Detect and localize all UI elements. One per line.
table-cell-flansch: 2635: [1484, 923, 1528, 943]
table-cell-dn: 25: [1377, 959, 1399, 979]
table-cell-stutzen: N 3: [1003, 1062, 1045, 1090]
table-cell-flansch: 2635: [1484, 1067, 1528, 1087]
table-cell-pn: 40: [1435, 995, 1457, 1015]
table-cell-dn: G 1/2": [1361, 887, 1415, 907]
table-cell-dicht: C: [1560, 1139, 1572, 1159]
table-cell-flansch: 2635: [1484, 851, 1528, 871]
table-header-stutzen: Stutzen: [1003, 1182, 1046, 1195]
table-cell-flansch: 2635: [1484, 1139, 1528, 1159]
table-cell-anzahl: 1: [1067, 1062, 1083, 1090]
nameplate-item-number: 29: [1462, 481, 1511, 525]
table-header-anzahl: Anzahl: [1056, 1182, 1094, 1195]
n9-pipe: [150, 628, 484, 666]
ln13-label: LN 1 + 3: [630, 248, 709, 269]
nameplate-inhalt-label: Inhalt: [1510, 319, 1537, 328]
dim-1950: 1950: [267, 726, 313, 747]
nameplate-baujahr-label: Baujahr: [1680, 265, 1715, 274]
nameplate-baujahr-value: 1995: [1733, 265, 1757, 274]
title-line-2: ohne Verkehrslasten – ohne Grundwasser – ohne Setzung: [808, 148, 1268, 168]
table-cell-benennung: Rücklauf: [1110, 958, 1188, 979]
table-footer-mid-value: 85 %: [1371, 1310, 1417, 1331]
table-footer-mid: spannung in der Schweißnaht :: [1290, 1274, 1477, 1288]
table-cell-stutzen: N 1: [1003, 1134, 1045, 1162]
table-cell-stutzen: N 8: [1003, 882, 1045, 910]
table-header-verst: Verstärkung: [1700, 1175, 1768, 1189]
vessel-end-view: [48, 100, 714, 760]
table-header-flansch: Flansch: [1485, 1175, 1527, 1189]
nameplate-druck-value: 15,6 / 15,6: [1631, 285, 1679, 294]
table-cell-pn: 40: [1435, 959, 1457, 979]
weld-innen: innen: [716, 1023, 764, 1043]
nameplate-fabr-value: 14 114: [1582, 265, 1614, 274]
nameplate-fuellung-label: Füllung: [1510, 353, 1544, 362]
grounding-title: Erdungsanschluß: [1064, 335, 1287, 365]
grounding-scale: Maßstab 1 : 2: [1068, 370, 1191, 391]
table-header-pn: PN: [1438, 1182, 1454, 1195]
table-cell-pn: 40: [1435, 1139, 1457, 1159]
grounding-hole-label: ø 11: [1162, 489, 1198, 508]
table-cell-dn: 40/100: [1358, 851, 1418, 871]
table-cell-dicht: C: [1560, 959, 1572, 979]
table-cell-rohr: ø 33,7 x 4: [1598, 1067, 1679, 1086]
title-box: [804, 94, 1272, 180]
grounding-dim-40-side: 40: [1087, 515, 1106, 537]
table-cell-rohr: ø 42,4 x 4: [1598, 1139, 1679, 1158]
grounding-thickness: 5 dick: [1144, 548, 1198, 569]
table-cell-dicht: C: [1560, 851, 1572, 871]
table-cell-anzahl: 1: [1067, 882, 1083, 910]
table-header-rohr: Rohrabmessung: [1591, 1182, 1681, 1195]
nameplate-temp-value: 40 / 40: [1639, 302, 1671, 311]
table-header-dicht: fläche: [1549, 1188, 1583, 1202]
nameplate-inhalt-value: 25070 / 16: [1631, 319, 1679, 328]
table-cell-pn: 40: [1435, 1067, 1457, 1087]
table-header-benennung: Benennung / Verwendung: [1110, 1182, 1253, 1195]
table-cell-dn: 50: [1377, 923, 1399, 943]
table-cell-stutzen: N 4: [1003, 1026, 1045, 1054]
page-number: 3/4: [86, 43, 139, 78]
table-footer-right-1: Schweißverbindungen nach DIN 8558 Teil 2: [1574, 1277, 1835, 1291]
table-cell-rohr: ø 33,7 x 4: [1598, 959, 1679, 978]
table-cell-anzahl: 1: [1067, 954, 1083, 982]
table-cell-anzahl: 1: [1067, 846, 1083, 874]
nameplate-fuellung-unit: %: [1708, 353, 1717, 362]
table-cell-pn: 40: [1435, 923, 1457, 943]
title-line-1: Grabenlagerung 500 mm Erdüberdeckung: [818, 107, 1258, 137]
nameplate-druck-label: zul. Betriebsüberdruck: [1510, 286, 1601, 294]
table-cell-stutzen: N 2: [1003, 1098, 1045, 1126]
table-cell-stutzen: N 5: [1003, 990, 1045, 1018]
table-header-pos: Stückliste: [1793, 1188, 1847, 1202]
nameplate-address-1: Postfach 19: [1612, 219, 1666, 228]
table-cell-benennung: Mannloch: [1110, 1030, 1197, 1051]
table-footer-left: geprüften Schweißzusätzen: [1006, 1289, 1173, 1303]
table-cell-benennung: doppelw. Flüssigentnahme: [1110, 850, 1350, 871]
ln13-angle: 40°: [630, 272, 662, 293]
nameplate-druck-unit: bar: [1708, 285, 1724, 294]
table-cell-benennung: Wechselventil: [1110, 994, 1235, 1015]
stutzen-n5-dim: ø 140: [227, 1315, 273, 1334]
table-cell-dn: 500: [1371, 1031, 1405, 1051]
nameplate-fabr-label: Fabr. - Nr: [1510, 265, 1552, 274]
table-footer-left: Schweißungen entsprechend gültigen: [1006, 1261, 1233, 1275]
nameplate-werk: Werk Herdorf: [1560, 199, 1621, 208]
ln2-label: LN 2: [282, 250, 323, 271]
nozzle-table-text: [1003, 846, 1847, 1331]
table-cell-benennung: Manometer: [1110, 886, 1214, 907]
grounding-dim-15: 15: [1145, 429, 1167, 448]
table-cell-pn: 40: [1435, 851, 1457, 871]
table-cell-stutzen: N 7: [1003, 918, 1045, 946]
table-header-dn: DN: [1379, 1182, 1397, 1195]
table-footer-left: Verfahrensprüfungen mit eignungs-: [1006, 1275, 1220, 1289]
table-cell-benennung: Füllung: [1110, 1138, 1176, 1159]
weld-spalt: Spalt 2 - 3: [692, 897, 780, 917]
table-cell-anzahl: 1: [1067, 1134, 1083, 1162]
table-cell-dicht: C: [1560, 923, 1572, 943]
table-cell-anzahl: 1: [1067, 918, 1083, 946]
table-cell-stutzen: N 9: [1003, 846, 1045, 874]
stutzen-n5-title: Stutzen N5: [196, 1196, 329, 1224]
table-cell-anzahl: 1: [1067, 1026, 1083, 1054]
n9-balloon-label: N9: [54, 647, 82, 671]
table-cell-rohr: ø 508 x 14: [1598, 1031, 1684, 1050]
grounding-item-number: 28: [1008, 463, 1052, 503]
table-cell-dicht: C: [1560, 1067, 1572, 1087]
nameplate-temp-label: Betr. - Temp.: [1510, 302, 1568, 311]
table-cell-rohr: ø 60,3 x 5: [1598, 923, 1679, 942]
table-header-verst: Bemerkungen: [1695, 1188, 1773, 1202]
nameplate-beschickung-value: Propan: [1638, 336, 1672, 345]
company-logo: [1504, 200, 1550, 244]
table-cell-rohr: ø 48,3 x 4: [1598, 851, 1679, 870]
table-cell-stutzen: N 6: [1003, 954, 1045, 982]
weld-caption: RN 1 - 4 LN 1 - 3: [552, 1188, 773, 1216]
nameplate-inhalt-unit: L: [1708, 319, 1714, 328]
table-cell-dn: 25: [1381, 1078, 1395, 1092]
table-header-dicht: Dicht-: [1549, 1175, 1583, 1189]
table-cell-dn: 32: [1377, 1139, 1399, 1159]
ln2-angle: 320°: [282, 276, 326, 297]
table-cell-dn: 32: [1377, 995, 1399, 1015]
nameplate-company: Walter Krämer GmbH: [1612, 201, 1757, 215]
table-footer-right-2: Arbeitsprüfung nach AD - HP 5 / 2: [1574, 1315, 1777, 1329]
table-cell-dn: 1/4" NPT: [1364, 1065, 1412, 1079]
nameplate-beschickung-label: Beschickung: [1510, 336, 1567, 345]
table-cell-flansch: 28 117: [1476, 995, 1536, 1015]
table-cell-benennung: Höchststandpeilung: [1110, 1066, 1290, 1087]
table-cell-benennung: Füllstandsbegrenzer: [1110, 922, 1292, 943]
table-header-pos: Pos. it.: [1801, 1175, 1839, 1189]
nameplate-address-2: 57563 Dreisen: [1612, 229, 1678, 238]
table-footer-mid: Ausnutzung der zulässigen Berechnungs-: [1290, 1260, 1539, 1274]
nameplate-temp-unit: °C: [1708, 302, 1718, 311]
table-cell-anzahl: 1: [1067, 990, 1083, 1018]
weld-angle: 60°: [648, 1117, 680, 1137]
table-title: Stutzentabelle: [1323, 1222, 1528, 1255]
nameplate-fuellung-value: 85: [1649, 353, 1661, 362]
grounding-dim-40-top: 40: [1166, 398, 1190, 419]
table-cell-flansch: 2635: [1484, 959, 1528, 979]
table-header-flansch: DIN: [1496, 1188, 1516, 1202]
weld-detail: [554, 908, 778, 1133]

+++++

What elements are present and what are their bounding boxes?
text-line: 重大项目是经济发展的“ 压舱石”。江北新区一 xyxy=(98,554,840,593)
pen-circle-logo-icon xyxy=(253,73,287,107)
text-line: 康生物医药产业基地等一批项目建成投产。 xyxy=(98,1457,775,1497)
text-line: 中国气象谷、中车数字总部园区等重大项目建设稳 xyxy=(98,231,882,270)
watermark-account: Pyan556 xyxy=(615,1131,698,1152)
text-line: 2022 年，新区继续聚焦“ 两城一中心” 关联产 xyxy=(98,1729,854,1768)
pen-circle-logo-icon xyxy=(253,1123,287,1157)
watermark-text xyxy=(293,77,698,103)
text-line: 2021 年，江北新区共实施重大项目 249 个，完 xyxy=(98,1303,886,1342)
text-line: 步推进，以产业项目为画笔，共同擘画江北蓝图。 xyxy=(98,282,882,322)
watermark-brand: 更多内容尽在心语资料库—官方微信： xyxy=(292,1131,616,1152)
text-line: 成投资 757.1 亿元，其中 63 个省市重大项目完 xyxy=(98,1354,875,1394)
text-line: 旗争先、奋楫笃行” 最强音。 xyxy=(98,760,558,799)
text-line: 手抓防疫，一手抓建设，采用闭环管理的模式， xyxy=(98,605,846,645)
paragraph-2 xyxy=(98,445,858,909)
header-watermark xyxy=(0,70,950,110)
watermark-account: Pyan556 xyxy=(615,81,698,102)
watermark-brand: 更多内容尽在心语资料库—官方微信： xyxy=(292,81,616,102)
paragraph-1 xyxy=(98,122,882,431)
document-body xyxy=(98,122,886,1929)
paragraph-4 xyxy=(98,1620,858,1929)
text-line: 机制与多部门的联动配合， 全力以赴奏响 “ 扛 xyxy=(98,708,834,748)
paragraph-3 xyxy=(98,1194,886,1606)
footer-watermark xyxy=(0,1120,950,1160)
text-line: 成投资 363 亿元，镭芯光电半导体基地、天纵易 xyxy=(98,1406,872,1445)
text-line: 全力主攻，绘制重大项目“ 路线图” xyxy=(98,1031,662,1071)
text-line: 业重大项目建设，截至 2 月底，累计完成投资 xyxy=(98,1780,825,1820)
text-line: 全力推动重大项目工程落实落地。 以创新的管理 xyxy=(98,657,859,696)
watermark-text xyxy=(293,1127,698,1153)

+++++

Problem statement:
Format the lines starting at the one containing "Detect and localize" and ending at the one containing "table-cell-flansch: 2635: [1484, 851, 1528, 871]" as a JSON list of strings, with one string per line and blank lines omitted.

Solution:
[
  "Detect and localize all UI elements. One per line.",
  "table-cell-flansch: 2635: [1484, 923, 1528, 943]",
  "table-cell-dn: 25: [1377, 959, 1399, 979]",
  "table-cell-stutzen: N 3: [1003, 1062, 1045, 1090]",
  "table-cell-flansch: 2635: [1484, 1067, 1528, 1087]",
  "table-cell-pn: 40: [1435, 995, 1457, 1015]",
  "table-cell-dn: G 1/2\": [1361, 887, 1415, 907]",
  "table-cell-dicht: C: [1560, 1139, 1572, 1159]",
  "table-cell-flansch: 2635: [1484, 851, 1528, 871]"
]